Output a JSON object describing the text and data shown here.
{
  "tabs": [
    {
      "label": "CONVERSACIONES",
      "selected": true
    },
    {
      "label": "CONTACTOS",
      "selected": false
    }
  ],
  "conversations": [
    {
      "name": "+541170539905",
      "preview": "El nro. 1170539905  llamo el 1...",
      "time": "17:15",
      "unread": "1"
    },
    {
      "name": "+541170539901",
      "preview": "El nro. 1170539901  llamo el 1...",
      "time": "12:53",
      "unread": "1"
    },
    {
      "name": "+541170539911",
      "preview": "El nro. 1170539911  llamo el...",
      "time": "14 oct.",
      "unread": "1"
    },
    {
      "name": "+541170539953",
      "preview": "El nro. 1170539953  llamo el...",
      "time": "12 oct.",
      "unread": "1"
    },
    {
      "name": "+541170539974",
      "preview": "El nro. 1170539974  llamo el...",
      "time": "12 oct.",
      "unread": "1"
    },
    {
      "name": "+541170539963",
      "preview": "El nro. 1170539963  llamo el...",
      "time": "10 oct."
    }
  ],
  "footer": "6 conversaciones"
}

-----

* _AIM OF THE TASK_: Set down the listing above in full, please, exactly as it appears.

* _ANSWER TO THIS PROBLEM_:
Output a JSON object describing the text and data shown here.
{
  "tabs": [
    {
      "label": "CONVERSACIONES",
      "selected": true
    },
    {
      "label": "CONTACTOS",
      "selected": false
    }
  ],
  "conversations": [
    {
      "name": "+541170539905",
      "preview": "El nro. 1170539905  llamo el 1...",
      "time": "17:15",
      "unread": "1"
    },
    {
      "name": "+541170539901",
      "preview": "El nro. 1170539901  llamo el 1...",
      "time": "12:53",
      "unread": "1"
    },
    {
      "name": "+541170539911",
      "preview": "El nro. 1170539911  llamo el...",
      "time": "14 oct.",
      "unread": "1"
    },
    {
      "name": "+541170539953",
      "preview": "El nro. 1170539953  llamo el...",
      "time": "12 oct.",
      "unread": "1"
    },
    {
      "name": "+541170539974",
      "preview": "El nro. 1170539974  llamo el...",
      "time": "12 oct.",
      "unread": "1"
    },
    {
      "name": "+541170539963",
      "preview": "El nro. 1170539963  llamo el...",
      "time": "10 oct."
    }
  ],
  "footer": "6 conversaciones"
}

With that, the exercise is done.